TASK DETAILS:
Count how many lines in this material contain "nutrient". The answer is that number alone.

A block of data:
□ □ □ □ □
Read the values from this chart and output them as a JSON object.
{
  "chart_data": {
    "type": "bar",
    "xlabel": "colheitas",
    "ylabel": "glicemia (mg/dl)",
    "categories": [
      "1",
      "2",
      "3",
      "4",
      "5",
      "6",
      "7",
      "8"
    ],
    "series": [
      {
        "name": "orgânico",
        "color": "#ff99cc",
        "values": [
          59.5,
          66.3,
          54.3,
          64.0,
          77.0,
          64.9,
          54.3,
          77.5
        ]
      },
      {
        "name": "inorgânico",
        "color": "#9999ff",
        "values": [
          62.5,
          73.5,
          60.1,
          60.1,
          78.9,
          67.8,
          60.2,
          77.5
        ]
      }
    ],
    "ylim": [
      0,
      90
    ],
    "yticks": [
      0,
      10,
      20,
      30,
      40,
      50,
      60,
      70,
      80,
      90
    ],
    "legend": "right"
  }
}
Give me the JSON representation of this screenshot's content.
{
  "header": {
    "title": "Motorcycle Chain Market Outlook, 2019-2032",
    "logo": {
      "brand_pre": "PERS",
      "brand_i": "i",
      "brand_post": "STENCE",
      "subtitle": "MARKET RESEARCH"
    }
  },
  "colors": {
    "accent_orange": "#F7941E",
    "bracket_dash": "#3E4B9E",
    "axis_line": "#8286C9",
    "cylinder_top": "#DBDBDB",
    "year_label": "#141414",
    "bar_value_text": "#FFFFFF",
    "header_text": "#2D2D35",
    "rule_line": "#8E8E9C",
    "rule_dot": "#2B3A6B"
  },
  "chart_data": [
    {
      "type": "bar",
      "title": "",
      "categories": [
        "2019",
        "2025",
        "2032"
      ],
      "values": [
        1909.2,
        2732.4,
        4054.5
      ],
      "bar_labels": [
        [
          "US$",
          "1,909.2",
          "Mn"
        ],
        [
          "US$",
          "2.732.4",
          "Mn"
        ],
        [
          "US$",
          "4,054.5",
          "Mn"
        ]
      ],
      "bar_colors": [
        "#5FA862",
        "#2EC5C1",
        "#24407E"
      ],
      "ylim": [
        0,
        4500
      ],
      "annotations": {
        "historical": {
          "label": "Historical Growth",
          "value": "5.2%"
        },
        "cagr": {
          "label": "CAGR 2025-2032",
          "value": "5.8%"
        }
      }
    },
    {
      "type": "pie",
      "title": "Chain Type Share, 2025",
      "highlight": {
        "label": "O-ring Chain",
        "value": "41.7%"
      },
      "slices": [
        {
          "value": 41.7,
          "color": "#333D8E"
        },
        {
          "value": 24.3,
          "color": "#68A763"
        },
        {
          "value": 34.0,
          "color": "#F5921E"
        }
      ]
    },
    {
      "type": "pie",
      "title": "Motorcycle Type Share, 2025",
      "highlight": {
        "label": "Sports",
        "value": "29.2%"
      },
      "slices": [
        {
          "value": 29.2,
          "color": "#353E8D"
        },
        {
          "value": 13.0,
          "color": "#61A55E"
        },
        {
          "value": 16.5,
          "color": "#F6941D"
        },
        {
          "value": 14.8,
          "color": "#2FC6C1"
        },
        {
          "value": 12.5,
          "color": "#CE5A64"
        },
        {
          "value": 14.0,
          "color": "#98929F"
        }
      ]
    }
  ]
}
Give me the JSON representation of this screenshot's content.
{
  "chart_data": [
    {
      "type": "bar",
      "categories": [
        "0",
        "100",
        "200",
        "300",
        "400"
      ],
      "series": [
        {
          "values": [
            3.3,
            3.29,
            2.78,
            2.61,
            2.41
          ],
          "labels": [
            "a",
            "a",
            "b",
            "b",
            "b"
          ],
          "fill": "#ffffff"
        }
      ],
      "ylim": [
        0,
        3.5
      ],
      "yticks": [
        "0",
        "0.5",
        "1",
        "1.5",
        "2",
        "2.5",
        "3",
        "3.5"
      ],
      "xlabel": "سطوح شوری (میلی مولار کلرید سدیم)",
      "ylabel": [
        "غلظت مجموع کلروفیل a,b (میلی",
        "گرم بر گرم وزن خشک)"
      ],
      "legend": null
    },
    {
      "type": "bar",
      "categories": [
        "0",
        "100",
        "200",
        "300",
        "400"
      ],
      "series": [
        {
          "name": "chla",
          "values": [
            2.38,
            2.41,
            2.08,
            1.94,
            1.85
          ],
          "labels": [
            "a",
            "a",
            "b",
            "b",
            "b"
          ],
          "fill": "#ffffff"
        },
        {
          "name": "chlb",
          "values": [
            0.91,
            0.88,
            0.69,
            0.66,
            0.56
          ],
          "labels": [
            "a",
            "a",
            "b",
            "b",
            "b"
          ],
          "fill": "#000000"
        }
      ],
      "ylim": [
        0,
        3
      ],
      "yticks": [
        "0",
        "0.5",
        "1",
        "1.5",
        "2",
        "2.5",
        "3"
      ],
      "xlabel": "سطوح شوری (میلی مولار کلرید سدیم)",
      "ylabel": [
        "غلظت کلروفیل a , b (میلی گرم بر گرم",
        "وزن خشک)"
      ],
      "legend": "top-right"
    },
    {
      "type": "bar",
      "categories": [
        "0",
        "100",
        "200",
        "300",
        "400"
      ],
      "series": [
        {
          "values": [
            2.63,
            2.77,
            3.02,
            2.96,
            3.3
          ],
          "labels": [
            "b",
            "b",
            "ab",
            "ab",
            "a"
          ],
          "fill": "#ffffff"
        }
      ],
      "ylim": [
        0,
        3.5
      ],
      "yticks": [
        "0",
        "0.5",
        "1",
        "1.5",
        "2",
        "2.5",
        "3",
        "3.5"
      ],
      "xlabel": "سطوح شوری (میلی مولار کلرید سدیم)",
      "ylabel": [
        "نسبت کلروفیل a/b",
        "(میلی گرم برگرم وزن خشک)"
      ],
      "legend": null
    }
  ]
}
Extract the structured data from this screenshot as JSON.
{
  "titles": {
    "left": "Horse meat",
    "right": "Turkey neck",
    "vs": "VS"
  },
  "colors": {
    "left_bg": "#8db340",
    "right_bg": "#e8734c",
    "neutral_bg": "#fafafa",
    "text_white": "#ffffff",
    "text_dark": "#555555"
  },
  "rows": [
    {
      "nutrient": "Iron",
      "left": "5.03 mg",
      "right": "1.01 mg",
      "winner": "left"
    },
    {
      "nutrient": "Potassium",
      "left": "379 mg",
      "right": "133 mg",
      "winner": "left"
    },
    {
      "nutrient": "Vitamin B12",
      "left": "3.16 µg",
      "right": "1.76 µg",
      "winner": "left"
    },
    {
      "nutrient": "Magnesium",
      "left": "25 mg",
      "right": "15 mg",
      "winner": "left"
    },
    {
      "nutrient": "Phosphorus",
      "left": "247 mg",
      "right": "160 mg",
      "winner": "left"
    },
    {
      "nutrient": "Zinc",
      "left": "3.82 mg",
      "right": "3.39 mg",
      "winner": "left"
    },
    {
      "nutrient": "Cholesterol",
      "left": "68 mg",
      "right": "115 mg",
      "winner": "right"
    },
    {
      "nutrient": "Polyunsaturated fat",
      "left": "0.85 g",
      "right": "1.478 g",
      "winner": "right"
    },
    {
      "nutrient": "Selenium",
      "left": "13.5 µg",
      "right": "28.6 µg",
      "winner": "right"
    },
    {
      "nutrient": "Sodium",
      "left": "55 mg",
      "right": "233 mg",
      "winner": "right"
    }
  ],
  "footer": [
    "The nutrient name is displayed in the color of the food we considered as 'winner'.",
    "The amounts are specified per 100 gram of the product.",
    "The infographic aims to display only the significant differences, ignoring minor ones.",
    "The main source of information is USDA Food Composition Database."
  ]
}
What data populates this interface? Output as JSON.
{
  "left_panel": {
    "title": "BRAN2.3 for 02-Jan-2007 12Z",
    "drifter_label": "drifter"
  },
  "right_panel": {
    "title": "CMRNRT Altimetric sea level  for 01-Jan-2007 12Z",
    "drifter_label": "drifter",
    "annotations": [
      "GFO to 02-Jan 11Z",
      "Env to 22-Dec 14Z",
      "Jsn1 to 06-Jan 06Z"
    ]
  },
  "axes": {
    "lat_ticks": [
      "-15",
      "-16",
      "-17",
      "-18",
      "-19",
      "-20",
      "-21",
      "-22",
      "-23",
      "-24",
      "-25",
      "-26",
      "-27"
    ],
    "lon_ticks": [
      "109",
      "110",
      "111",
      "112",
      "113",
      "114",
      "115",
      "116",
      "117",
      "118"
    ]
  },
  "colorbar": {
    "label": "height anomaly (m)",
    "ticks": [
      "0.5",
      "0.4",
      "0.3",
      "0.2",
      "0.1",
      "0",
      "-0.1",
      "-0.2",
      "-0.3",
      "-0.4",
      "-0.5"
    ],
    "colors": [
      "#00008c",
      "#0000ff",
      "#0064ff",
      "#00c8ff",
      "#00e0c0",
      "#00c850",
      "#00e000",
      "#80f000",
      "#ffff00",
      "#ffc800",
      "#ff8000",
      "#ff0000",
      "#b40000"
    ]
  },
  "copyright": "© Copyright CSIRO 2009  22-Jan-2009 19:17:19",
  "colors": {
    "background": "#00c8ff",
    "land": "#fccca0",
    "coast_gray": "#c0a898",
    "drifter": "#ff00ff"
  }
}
□ □ □ □ □
WORKED SOLUTION:
11